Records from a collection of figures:

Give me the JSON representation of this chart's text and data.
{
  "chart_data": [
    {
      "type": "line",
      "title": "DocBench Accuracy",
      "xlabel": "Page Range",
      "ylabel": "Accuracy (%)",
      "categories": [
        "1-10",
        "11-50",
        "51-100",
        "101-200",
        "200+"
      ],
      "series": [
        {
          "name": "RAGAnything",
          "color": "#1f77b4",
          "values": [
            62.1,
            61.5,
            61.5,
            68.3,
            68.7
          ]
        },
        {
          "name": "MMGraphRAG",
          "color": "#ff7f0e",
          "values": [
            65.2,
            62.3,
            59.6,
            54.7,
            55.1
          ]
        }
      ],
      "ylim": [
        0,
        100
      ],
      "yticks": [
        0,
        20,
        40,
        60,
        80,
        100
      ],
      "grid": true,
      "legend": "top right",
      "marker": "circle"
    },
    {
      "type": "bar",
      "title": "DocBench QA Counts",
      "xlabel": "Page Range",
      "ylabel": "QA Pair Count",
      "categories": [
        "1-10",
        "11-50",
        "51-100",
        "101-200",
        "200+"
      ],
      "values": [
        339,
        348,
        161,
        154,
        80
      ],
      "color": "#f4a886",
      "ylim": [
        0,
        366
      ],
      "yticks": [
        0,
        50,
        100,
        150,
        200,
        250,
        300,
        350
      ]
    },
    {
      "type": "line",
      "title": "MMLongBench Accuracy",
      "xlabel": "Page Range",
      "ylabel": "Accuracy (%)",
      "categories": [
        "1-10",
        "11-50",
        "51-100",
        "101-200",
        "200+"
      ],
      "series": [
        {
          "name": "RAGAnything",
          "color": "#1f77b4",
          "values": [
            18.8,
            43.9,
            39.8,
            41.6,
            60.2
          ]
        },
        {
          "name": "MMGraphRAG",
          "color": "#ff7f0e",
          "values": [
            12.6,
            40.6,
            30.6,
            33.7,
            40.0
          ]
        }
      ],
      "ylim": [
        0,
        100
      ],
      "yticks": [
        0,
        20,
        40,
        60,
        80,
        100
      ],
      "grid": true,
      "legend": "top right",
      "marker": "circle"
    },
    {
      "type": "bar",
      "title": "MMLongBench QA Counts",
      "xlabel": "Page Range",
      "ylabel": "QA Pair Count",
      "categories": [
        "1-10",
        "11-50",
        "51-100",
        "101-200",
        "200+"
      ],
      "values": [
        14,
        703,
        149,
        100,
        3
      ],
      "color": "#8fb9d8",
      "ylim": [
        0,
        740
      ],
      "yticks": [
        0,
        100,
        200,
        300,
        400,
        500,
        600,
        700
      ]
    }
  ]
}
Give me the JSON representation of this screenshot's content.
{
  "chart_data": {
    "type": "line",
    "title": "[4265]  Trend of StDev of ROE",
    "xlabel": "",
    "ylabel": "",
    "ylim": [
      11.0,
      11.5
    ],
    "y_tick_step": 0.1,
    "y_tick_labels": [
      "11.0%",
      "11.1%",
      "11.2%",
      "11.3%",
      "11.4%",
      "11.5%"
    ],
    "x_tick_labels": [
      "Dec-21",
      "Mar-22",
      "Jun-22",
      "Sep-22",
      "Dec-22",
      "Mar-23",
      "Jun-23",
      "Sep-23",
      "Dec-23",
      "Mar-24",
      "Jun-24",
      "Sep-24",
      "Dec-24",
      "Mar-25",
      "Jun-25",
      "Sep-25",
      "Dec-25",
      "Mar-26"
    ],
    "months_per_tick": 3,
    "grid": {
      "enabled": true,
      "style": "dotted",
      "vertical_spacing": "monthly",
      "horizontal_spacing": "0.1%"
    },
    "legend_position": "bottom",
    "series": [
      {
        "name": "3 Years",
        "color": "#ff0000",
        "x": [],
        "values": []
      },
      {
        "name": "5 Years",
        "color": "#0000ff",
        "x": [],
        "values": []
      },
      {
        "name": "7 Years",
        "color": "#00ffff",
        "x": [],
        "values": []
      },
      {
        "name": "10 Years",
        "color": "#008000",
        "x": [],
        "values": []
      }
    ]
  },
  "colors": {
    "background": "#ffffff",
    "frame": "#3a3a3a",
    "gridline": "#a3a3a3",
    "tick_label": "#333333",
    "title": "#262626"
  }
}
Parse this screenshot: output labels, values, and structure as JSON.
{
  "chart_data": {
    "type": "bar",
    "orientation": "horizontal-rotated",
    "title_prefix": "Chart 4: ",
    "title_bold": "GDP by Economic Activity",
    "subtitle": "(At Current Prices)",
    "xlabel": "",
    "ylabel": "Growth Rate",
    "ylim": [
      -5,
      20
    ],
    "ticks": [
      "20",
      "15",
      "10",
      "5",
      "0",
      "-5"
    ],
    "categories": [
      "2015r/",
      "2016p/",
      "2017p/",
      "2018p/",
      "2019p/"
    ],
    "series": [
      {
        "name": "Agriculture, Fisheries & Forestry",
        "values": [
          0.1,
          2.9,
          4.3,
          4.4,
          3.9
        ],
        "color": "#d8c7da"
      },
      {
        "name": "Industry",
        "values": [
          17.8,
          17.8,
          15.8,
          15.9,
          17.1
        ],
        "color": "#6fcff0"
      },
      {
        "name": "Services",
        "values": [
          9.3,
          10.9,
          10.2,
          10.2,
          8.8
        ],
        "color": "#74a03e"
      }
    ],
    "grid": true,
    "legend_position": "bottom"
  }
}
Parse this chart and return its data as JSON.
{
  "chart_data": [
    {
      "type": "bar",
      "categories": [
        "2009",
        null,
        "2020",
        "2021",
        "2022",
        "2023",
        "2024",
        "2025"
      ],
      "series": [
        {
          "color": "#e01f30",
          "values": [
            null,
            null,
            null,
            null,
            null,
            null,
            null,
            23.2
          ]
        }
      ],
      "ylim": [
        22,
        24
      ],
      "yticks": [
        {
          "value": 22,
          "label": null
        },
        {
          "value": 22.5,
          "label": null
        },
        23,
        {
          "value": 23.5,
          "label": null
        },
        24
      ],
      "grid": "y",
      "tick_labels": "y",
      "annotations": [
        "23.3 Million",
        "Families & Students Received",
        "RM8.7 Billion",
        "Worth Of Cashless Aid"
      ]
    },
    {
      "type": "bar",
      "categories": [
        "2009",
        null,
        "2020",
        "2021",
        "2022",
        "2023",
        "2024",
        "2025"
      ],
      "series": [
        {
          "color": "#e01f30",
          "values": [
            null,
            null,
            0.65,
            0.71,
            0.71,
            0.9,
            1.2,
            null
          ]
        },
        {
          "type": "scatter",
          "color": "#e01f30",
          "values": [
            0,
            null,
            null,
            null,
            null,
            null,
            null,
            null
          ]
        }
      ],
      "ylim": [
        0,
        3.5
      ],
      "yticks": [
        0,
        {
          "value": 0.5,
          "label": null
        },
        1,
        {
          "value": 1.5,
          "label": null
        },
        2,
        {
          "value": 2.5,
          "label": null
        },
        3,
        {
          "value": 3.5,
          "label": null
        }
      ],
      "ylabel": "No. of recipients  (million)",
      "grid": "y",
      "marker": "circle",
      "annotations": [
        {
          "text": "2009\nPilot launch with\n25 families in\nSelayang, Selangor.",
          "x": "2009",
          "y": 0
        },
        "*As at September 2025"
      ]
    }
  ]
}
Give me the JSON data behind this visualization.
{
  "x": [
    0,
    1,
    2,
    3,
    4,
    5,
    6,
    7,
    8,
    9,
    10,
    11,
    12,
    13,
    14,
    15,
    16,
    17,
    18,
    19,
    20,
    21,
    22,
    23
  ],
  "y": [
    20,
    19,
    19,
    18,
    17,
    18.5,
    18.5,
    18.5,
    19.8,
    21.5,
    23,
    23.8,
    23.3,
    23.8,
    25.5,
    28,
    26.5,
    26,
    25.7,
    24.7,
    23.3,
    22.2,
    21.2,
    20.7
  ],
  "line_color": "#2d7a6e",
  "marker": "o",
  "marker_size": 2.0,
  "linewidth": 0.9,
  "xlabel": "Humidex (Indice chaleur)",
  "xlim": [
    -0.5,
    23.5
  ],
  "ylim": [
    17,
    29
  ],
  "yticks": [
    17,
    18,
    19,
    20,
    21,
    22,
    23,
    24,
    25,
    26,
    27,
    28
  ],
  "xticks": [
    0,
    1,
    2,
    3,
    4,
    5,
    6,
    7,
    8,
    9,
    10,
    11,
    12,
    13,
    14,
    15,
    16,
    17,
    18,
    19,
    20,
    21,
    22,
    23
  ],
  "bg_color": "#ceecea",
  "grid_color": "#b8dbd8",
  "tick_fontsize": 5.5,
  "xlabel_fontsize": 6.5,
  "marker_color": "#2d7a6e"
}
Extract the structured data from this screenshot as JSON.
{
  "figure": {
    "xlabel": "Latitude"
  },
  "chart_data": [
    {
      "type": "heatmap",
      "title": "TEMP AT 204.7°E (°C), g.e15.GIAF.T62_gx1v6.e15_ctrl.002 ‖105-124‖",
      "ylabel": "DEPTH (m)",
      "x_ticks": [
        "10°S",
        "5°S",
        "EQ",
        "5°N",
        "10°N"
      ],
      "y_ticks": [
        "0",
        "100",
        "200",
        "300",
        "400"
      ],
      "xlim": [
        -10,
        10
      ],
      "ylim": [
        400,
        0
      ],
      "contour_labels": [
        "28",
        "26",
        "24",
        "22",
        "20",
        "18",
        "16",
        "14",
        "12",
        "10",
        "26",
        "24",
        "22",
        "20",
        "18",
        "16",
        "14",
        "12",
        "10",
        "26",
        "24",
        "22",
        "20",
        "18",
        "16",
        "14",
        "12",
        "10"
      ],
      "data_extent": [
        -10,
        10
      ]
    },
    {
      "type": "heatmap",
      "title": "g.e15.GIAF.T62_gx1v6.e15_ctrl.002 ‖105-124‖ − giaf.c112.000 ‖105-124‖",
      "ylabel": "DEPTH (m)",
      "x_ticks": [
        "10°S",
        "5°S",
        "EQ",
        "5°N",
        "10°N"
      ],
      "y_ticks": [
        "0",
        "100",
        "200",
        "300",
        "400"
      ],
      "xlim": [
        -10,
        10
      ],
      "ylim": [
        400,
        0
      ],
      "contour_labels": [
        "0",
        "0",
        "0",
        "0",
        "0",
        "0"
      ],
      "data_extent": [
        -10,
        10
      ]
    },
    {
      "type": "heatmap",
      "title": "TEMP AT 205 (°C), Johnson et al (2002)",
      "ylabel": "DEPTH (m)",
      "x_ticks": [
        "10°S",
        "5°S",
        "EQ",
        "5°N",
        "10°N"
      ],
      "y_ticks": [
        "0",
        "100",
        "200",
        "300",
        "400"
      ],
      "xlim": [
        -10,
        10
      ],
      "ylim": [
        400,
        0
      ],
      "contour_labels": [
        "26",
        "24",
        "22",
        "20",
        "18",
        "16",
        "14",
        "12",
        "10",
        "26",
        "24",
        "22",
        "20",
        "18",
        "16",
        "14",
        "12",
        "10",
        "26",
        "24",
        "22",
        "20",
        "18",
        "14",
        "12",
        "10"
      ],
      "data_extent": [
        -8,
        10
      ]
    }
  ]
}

## Exercise objective
Go through the records and copy each line with "TEMP" in it.

## Solution to this task
      "title": "TEMP AT 204.7°E (°C), g.e15.GIAF.T62_gx1v6.e15_ctrl.002 ‖105-124‖",
      "title": "TEMP AT 205 (°C), Johnson et al (2002)",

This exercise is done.